• **DATASET RECORDS**
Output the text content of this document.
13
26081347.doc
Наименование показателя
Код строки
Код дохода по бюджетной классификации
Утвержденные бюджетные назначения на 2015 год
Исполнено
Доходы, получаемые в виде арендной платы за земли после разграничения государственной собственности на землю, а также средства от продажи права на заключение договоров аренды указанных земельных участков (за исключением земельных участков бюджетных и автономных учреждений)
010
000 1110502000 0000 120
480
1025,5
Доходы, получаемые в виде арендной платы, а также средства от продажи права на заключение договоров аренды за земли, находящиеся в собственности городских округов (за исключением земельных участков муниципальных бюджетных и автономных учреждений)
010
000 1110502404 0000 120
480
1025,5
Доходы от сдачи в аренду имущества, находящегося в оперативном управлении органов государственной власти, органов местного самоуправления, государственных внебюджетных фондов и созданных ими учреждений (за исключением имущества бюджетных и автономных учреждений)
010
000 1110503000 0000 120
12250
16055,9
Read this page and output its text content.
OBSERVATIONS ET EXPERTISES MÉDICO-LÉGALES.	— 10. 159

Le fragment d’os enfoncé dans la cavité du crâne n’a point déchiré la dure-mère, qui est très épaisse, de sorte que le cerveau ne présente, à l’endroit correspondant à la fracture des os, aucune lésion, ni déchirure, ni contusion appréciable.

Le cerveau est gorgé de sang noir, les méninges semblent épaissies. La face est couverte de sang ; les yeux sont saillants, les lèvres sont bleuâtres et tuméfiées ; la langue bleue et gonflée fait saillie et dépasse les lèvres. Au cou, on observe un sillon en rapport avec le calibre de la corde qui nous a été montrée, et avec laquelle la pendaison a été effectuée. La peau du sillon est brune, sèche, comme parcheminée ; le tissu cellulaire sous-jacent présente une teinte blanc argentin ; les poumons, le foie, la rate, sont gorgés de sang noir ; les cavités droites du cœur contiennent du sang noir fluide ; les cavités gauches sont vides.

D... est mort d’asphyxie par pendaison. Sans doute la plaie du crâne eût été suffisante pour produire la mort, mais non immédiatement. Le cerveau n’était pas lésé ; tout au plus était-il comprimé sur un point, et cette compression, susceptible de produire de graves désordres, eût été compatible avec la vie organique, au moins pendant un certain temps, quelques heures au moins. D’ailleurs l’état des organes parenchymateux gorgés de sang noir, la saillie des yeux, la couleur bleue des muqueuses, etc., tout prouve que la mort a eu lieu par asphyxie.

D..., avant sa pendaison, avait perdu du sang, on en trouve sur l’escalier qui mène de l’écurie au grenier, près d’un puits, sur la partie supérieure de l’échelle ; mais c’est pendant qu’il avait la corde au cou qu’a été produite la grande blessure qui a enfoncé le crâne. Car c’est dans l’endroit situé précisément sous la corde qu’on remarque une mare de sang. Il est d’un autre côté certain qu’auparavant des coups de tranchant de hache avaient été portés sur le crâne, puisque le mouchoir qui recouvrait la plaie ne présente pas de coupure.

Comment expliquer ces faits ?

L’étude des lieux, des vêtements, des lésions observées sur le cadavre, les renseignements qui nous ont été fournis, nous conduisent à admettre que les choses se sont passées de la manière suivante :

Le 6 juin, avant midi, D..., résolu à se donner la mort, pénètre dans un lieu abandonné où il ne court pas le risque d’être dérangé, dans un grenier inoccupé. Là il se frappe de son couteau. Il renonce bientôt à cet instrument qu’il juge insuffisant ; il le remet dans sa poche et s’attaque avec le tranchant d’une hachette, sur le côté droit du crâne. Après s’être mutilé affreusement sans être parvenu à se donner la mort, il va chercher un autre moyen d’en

• **SET TASK**
From the listing above, extract every line exactly as it stands.

• **RESPONSE TO THE TASK**
Output the text content of this document.
13
26081347.doc
Наименование показателя
Код строки
Код дохода по бюджетной классификации
Утвержденные бюджетные назначения на 2015 год
Исполнено
Доходы, получаемые в виде арендной платы за земли после разграничения государственной собственности на землю, а также средства от продажи права на заключение договоров аренды указанных земельных участков (за исключением земельных участков бюджетных и автономных учреждений)
010
000 1110502000 0000 120
480
1025,5
Доходы, получаемые в виде арендной платы, а также средства от продажи права на заключение договоров аренды за земли, находящиеся в собственности городских округов (за исключением земельных участков муниципальных бюджетных и автономных учреждений)
010
000 1110502404 0000 120
480
1025,5
Доходы от сдачи в аренду имущества, находящегося в оперативном управлении органов государственной власти, органов местного самоуправления, государственных внебюджетных фондов и созданных ими учреждений (за исключением имущества бюджетных и автономных учреждений)
010
000 1110503000 0000 120
12250
16055,9
Read this page and output its text content.
OBSERVATIONS ET EXPERTISES MÉDICO-LÉGALES.	— 10. 159

Le fragment d’os enfoncé dans la cavité du crâne n’a point déchiré la dure-mère, qui est très épaisse, de sorte que le cerveau ne présente, à l’endroit correspondant à la fracture des os, aucune lésion, ni déchirure, ni contusion appréciable.

Le cerveau est gorgé de sang noir, les méninges semblent épaissies. La face est couverte de sang ; les yeux sont saillants, les lèvres sont bleuâtres et tuméfiées ; la langue bleue et gonflée fait saillie et dépasse les lèvres. Au cou, on observe un sillon en rapport avec le calibre de la corde qui nous a été montrée, et avec laquelle la pendaison a été effectuée. La peau du sillon est brune, sèche, comme parcheminée ; le tissu cellulaire sous-jacent présente une teinte blanc argentin ; les poumons, le foie, la rate, sont gorgés de sang noir ; les cavités droites du cœur contiennent du sang noir fluide ; les cavités gauches sont vides.

D... est mort d’asphyxie par pendaison. Sans doute la plaie du crâne eût été suffisante pour produire la mort, mais non immédiatement. Le cerveau n’était pas lésé ; tout au plus était-il comprimé sur un point, et cette compression, susceptible de produire de graves désordres, eût été compatible avec la vie organique, au moins pendant un certain temps, quelques heures au moins. D’ailleurs l’état des organes parenchymateux gorgés de sang noir, la saillie des yeux, la couleur bleue des muqueuses, etc., tout prouve que la mort a eu lieu par asphyxie.

D..., avant sa pendaison, avait perdu du sang, on en trouve sur l’escalier qui mène de l’écurie au grenier, près d’un puits, sur la partie supérieure de l’échelle ; mais c’est pendant qu’il avait la corde au cou qu’a été produite la grande blessure qui a enfoncé le crâne. Car c’est dans l’endroit situé précisément sous la corde qu’on remarque une mare de sang. Il est d’un autre côté certain qu’auparavant des coups de tranchant de hache avaient été portés sur le crâne, puisque le mouchoir qui recouvrait la plaie ne présente pas de coupure.

Comment expliquer ces faits ?

L’étude des lieux, des vêtements, des lésions observées sur le cadavre, les renseignements qui nous ont été fournis, nous conduisent à admettre que les choses se sont passées de la manière suivante :

Le 6 juin, avant midi, D..., résolu à se donner la mort, pénètre dans un lieu abandonné où il ne court pas le risque d’être dérangé, dans un grenier inoccupé. Là il se frappe de son couteau. Il renonce bientôt à cet instrument qu’il juge insuffisant ; il le remet dans sa poche et s’attaque avec le tranchant d’une hachette, sur le côté droit du crâne. Après s’être mutilé affreusement sans être parvenu à se donner la mort, il va chercher un autre moyen d’en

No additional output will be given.